→ REQUIREMENT
Write out the whole listing, matching it exactly.

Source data
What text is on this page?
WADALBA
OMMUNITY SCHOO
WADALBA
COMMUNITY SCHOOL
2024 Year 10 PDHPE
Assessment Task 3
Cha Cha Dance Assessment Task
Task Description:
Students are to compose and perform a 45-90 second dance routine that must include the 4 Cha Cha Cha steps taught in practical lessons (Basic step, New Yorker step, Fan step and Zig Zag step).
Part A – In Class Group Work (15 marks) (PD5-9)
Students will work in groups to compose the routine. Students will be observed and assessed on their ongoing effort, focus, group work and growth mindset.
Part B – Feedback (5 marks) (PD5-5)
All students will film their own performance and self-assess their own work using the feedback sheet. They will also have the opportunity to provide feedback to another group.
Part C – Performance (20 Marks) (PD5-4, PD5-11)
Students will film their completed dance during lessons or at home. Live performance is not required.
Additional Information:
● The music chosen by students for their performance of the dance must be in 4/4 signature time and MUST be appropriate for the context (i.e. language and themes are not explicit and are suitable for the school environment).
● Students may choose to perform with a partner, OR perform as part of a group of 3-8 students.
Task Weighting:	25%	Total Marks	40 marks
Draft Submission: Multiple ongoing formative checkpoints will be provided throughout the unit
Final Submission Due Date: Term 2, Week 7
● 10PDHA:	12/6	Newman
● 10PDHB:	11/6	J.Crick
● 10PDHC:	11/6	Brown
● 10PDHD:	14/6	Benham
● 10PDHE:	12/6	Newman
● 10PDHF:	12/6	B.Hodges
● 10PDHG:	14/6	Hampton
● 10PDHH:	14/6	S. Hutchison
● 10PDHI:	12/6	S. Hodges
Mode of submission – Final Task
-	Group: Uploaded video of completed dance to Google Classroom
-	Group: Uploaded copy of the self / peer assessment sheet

→ ANSWER TO THE TASK
What text is on this page?
WADALBA
OMMUNITY SCHOO
WADALBA
COMMUNITY SCHOOL
2024 Year 10 PDHPE
Assessment Task 3
Cha Cha Dance Assessment Task
Task Description:
Students are to compose and perform a 45-90 second dance routine that must include the 4 Cha Cha Cha steps taught in practical lessons (Basic step, New Yorker step, Fan step and Zig Zag step).
Part A – In Class Group Work (15 marks) (PD5-9)
Students will work in groups to compose the routine. Students will be observed and assessed on their ongoing effort, focus, group work and growth mindset.
Part B – Feedback (5 marks) (PD5-5)
All students will film their own performance and self-assess their own work using the feedback sheet. They will also have the opportunity to provide feedback to another group.
Part C – Performance (20 Marks) (PD5-4, PD5-11)
Students will film their completed dance during lessons or at home. Live performance is not required.
Additional Information:
● The music chosen by students for their performance of the dance must be in 4/4 signature time and MUST be appropriate for the context (i.e. language and themes are not explicit and are suitable for the school environment).
● Students may choose to perform with a partner, OR perform as part of a group of 3-8 students.
Task Weighting:	25%	Total Marks	40 marks
Draft Submission: Multiple ongoing formative checkpoints will be provided throughout the unit
Final Submission Due Date: Term 2, Week 7
● 10PDHA:	12/6	Newman
● 10PDHB:	11/6	J.Crick
● 10PDHC:	11/6	Brown
● 10PDHD:	14/6	Benham
● 10PDHE:	12/6	Newman
● 10PDHF:	12/6	B.Hodges
● 10PDHG:	14/6	Hampton
● 10PDHH:	14/6	S. Hutchison
● 10PDHI:	12/6	S. Hodges
Mode of submission – Final Task
-	Group: Uploaded video of completed dance to Google Classroom
-	Group: Uploaded copy of the self / peer assessment sheet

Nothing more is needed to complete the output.